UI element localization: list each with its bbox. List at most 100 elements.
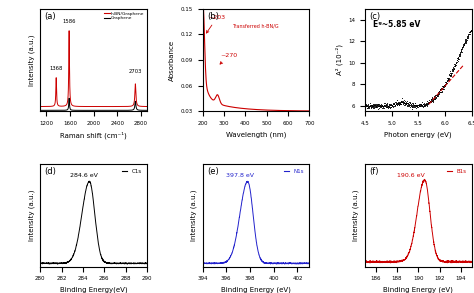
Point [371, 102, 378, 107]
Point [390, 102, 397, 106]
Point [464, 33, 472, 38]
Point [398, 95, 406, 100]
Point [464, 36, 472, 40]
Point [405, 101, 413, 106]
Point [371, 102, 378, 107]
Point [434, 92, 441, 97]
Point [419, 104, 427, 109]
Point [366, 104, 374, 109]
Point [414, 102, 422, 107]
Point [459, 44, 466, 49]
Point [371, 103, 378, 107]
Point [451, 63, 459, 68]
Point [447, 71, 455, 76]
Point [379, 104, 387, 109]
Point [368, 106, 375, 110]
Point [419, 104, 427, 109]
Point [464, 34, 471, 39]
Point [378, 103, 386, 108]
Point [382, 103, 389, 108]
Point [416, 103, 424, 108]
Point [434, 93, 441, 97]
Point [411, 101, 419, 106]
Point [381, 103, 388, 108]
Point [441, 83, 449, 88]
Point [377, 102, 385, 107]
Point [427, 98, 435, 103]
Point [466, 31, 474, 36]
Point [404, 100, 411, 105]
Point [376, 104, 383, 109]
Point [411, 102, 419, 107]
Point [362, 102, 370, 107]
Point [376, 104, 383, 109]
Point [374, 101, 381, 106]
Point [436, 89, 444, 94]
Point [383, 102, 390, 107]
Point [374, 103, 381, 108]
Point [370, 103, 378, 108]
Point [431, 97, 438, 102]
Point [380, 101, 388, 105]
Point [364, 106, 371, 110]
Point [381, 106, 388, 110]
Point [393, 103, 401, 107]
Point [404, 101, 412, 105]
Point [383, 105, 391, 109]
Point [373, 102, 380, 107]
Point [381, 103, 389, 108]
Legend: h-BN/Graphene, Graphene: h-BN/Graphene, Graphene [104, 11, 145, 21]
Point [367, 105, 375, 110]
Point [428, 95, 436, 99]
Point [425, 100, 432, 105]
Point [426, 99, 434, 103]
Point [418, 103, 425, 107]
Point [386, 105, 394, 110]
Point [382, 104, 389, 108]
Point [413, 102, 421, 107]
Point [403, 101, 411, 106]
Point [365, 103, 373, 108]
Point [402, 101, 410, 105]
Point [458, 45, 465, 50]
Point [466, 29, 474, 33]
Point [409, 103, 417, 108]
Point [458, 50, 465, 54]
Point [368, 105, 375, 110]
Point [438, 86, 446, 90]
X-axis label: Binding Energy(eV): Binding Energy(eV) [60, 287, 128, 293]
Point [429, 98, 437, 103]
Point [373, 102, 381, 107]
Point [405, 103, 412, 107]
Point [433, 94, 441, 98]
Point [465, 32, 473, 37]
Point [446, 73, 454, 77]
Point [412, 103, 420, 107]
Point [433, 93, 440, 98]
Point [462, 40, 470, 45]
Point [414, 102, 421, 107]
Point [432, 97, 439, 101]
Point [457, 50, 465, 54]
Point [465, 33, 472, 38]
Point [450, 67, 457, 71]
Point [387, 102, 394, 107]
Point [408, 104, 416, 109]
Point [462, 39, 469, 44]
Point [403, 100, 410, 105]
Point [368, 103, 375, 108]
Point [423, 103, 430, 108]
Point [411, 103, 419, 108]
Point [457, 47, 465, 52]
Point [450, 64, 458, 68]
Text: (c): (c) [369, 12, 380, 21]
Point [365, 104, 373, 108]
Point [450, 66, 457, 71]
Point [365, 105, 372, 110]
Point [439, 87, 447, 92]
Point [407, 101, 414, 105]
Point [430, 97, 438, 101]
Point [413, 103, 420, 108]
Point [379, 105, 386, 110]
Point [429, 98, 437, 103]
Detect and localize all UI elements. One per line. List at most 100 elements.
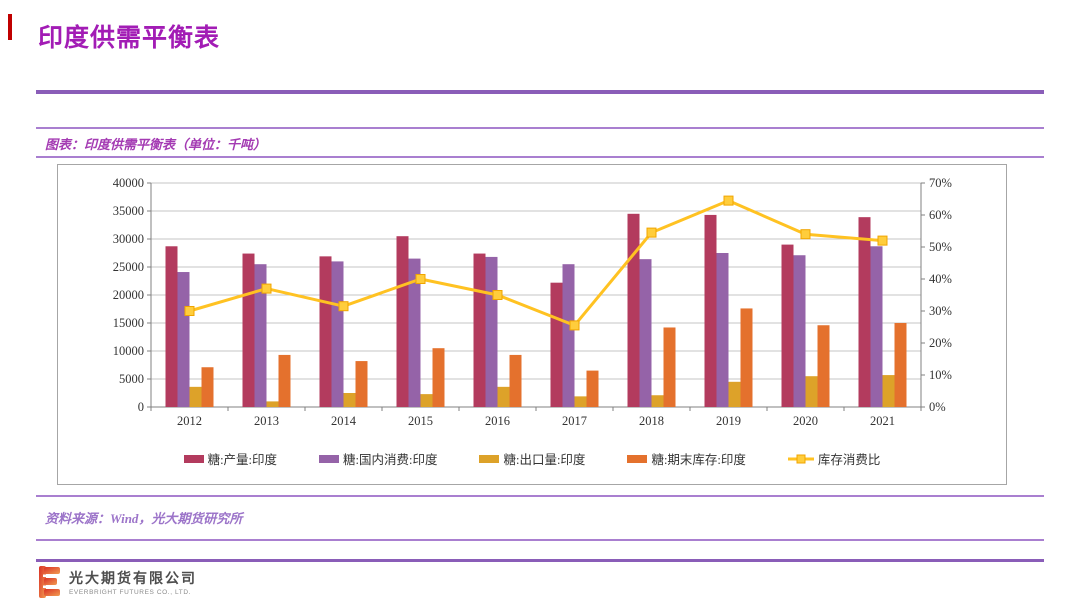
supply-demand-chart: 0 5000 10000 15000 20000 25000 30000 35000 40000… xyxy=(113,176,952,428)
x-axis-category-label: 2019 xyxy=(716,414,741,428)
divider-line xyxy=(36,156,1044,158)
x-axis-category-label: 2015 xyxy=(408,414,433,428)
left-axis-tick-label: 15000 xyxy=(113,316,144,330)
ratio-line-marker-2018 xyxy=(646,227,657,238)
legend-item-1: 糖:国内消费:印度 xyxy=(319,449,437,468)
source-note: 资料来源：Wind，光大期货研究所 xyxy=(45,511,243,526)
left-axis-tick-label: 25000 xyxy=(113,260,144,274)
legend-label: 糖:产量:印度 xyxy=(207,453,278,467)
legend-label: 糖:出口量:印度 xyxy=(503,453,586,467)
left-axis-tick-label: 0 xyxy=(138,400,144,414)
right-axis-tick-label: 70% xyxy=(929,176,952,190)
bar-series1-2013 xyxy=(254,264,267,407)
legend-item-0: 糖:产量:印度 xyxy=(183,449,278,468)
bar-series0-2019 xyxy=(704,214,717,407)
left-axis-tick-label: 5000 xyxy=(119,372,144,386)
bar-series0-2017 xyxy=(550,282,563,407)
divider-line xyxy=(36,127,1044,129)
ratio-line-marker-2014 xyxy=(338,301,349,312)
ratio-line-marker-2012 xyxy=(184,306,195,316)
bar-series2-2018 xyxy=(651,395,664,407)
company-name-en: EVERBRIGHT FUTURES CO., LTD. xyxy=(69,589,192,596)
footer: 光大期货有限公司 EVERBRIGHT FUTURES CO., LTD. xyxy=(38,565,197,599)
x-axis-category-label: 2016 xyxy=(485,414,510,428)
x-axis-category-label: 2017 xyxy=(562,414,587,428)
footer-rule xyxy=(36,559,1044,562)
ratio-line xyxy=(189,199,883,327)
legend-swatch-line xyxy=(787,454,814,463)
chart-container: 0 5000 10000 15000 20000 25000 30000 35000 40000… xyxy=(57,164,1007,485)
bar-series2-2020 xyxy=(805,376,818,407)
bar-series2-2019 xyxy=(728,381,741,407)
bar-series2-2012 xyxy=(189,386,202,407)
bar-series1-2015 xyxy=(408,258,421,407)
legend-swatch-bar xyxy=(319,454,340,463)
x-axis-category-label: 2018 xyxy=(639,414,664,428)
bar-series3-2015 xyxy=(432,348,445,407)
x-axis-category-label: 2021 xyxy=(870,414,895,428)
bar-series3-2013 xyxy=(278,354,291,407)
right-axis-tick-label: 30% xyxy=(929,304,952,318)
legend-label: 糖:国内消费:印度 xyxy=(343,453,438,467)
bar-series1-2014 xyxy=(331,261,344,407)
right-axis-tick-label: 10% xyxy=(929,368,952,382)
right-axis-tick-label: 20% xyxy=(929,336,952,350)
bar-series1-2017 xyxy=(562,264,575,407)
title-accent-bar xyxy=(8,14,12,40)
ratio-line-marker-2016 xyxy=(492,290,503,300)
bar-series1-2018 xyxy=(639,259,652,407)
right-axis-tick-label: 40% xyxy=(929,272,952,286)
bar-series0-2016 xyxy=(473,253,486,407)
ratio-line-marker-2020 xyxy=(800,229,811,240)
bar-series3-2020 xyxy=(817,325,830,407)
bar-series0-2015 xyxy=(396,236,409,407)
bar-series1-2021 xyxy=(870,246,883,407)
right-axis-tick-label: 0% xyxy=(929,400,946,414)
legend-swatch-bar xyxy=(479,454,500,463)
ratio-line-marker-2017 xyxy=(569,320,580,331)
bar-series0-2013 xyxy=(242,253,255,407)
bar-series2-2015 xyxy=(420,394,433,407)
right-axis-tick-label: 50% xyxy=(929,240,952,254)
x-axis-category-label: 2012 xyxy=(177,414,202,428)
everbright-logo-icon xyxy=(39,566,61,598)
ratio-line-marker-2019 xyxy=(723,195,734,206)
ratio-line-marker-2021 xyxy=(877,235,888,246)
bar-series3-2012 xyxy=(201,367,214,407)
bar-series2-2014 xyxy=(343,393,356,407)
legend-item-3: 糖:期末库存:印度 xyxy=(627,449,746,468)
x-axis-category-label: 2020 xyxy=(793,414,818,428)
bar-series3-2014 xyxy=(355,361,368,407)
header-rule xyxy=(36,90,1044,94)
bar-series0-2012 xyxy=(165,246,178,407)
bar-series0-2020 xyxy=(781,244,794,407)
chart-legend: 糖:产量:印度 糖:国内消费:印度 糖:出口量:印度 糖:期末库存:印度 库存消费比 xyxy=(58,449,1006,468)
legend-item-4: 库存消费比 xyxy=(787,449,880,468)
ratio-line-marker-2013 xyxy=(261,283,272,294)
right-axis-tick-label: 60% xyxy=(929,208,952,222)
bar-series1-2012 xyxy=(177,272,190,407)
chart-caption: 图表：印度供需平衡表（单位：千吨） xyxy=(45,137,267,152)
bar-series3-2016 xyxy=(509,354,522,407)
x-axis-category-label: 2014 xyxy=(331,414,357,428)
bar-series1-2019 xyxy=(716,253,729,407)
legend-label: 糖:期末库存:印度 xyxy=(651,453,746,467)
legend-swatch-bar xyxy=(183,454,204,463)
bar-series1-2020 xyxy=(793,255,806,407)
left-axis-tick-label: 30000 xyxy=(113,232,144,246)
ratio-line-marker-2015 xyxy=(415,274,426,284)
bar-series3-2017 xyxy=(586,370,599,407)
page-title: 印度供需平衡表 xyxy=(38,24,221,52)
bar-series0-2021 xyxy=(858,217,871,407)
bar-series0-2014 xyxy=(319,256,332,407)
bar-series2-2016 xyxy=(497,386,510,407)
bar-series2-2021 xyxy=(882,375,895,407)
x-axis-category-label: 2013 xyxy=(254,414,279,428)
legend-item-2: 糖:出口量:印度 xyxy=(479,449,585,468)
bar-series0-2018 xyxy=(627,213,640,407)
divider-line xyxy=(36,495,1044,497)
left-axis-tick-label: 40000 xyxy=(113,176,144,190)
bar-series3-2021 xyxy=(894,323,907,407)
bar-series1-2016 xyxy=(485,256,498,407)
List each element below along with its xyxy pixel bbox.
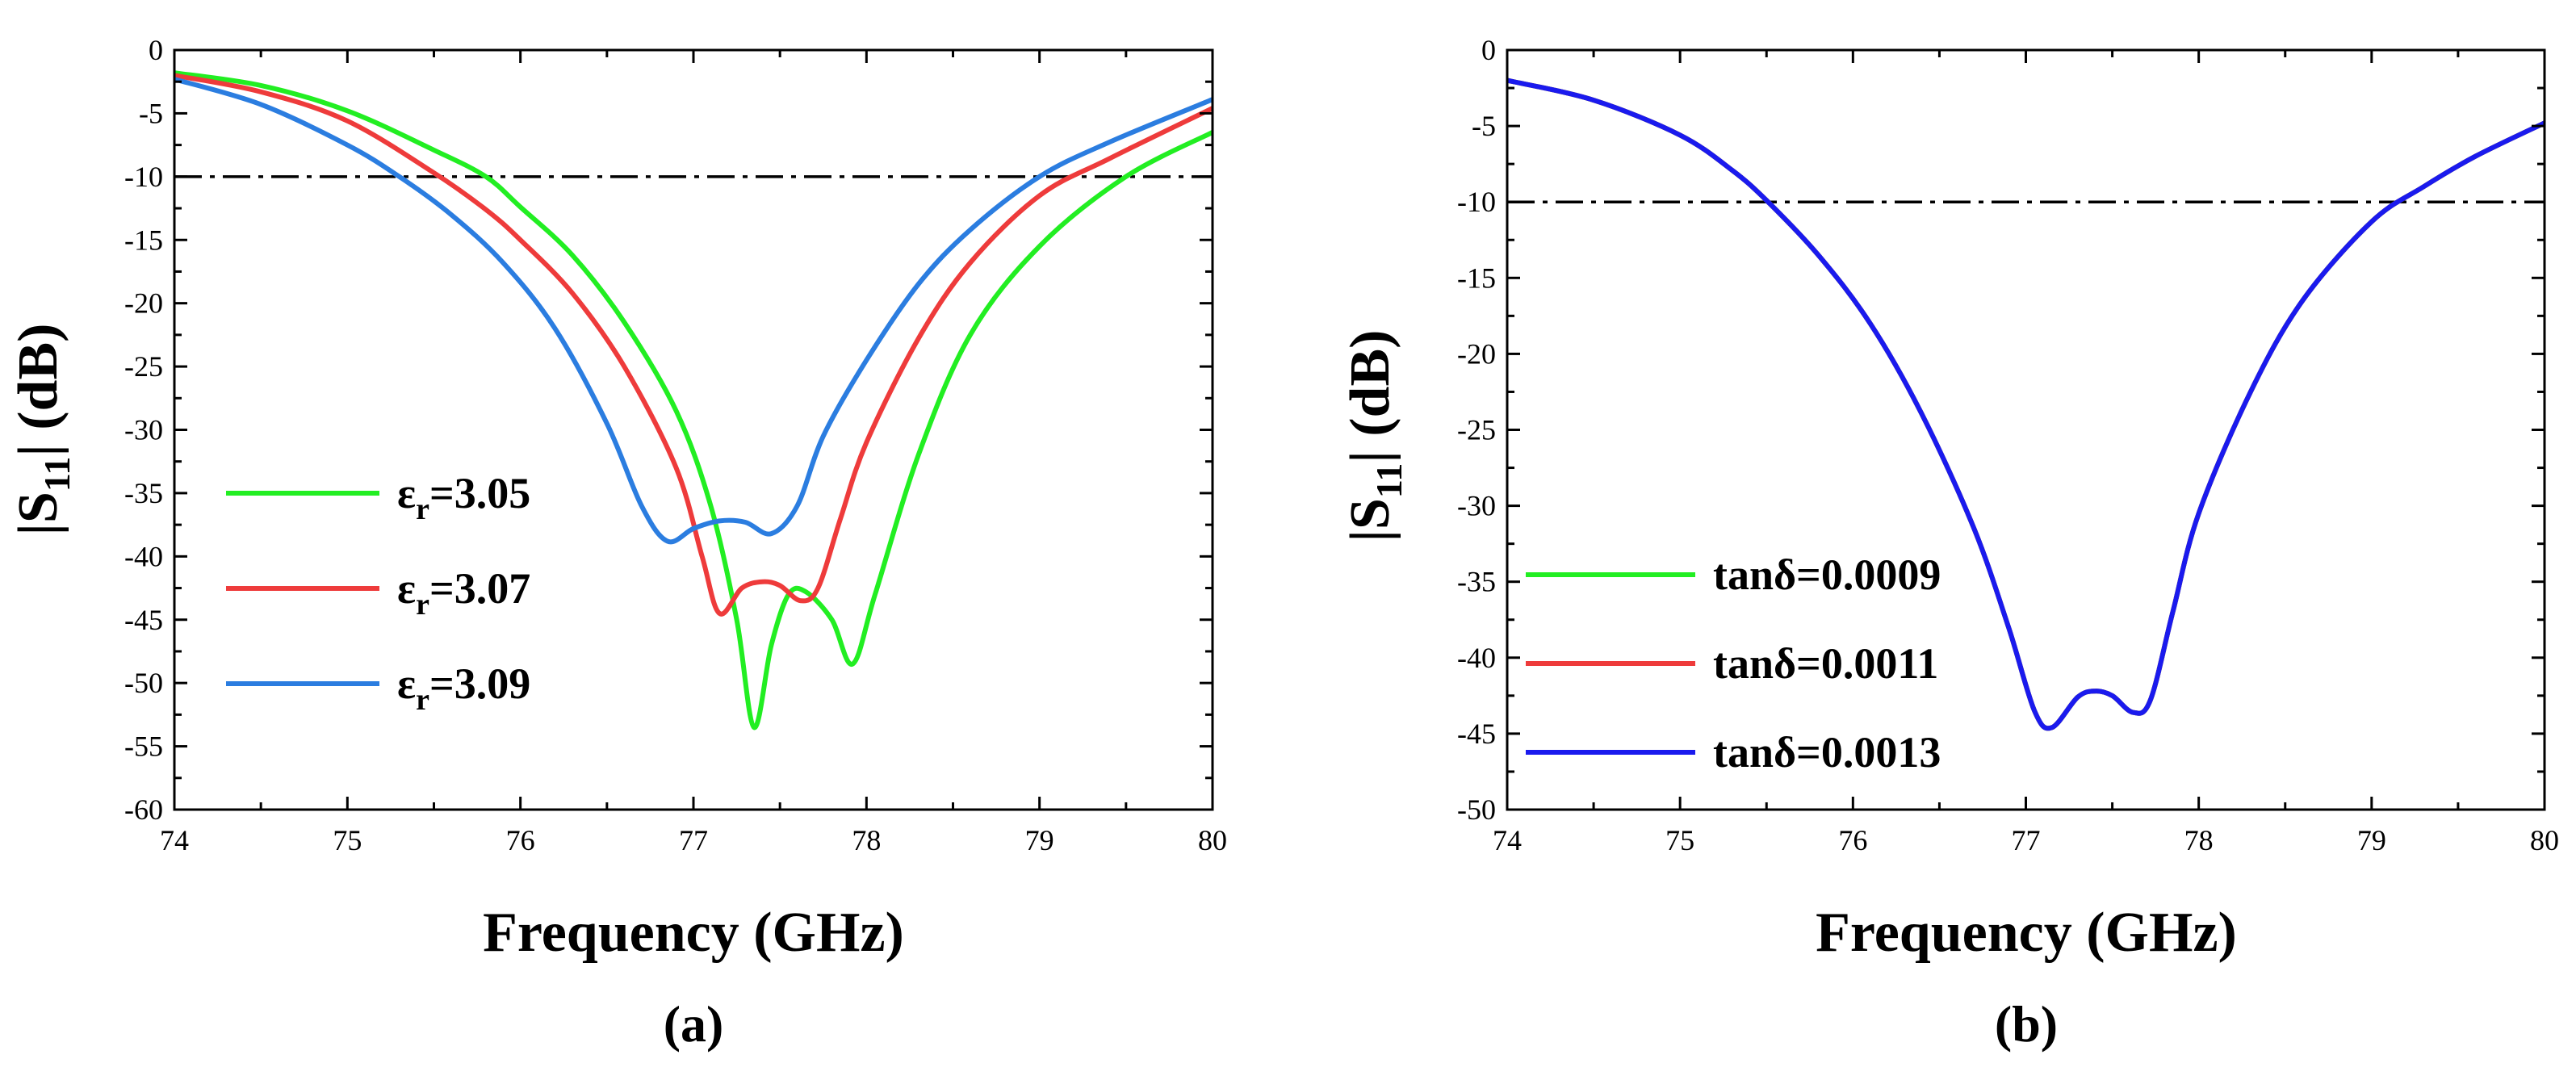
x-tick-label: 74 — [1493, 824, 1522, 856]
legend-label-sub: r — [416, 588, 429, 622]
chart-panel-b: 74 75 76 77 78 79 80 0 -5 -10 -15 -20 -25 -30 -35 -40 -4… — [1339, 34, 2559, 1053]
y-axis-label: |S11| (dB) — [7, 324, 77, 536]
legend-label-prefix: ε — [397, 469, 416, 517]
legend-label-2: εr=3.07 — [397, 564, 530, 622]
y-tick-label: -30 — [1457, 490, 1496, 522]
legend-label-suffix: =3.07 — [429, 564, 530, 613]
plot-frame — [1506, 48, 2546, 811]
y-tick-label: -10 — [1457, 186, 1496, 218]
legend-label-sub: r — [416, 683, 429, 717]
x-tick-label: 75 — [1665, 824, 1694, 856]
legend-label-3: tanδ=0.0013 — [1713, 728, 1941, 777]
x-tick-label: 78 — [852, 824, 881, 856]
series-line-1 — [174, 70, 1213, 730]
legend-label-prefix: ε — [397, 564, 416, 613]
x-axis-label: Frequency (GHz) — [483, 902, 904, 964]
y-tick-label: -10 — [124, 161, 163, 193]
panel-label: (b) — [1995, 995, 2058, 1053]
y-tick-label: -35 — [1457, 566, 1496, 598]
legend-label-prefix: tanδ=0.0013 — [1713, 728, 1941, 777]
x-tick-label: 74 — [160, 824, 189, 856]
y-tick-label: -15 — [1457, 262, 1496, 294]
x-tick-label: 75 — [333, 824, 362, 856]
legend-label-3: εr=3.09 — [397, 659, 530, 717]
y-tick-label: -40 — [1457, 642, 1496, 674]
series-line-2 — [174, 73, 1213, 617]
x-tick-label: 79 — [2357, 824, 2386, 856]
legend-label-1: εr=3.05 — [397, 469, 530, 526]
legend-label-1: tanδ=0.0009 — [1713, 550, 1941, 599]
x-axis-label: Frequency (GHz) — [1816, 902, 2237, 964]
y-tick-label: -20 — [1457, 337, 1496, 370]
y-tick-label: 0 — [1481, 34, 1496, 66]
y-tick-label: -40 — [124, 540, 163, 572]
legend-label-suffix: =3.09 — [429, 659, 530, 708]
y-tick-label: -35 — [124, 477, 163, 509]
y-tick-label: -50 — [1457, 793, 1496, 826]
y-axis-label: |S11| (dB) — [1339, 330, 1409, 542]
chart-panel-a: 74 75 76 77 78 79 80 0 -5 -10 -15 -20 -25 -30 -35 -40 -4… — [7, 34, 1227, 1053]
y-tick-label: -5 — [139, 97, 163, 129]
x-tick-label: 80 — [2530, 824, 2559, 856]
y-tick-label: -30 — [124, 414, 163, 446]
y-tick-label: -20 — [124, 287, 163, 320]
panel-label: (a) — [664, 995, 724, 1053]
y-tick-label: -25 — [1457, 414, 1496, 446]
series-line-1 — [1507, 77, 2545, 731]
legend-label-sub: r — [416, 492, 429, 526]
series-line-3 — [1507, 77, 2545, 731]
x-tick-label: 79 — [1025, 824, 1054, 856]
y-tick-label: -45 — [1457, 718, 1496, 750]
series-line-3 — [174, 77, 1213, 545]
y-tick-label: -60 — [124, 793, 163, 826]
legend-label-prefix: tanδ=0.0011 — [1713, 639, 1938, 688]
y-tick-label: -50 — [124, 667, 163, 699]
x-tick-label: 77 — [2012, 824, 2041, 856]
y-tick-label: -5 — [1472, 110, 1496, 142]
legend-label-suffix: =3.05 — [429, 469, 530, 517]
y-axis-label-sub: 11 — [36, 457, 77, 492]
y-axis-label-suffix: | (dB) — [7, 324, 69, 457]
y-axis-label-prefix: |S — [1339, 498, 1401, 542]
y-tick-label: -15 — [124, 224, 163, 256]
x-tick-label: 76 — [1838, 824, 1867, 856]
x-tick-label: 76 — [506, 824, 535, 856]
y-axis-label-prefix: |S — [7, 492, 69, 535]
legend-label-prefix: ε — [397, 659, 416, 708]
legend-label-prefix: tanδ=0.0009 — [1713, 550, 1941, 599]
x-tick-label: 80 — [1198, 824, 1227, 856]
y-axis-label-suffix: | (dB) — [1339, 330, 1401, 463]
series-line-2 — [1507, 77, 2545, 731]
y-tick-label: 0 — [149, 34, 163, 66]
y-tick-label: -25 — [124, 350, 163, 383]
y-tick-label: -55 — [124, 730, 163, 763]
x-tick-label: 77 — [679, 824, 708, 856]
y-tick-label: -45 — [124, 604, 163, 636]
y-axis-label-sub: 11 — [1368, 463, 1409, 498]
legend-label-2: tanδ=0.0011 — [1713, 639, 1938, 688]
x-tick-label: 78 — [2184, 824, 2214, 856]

- **Task to complete**
Reproduce the lines of the records above verbatim, from the line containing "x-tick-label: 74 — [1493, 824, 1522, 856]" down to the line containing "x-axis-label: Frequency (GHz) — [483, 902, 904, 964]", including both.

- **Answer**
x-tick-label: 74 — [1493, 824, 1522, 856]
legend-label-sub: r — [416, 588, 429, 622]
chart-panel-b: 74 75 76 77 78 79 80 0 -5 -10 -15 -20 -25 -30 -35 -40 -4… — [1339, 34, 2559, 1053]
y-axis-label: |S11| (dB) — [7, 324, 77, 536]
legend-label-prefix: ε — [397, 469, 416, 517]
legend-label-2: εr=3.07 — [397, 564, 530, 622]
y-tick-label: -30 — [1457, 490, 1496, 522]
legend-label-suffix: =3.07 — [429, 564, 530, 613]
plot-frame — [1506, 48, 2546, 811]
y-tick-label: -10 — [1457, 186, 1496, 218]
legend-label-sub: r — [416, 683, 429, 717]
x-tick-label: 75 — [1665, 824, 1694, 856]
legend-label-3: tanδ=0.0013 — [1713, 728, 1941, 777]
x-tick-label: 78 — [852, 824, 881, 856]
series-line-1 — [174, 70, 1213, 730]
legend-label-prefix: ε — [397, 564, 416, 613]
x-axis-label: Frequency (GHz) — [483, 902, 904, 964]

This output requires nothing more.